» **Given request**: Every entry must be given again exactly.

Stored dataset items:
====
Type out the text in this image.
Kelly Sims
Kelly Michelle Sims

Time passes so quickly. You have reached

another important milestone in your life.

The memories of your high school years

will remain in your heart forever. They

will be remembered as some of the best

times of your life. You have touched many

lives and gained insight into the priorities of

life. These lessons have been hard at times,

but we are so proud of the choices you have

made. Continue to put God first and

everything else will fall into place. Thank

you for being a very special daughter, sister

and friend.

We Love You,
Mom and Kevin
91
====
» **Answer to this task**:
Type out the text in this image.
Kelly Sims
Kelly Michelle Sims

Time passes so quickly. You have reached

another important milestone in your life.

The memories of your high school years

will remain in your heart forever. They

will be remembered as some of the best

times of your life. You have touched many

lives and gained insight into the priorities of

life. These lessons have been hard at times,

but we are so proud of the choices you have

made. Continue to put God first and

everything else will fall into place. Thank

you for being a very special daughter, sister

and friend.

We Love You,
Mom and Kevin
91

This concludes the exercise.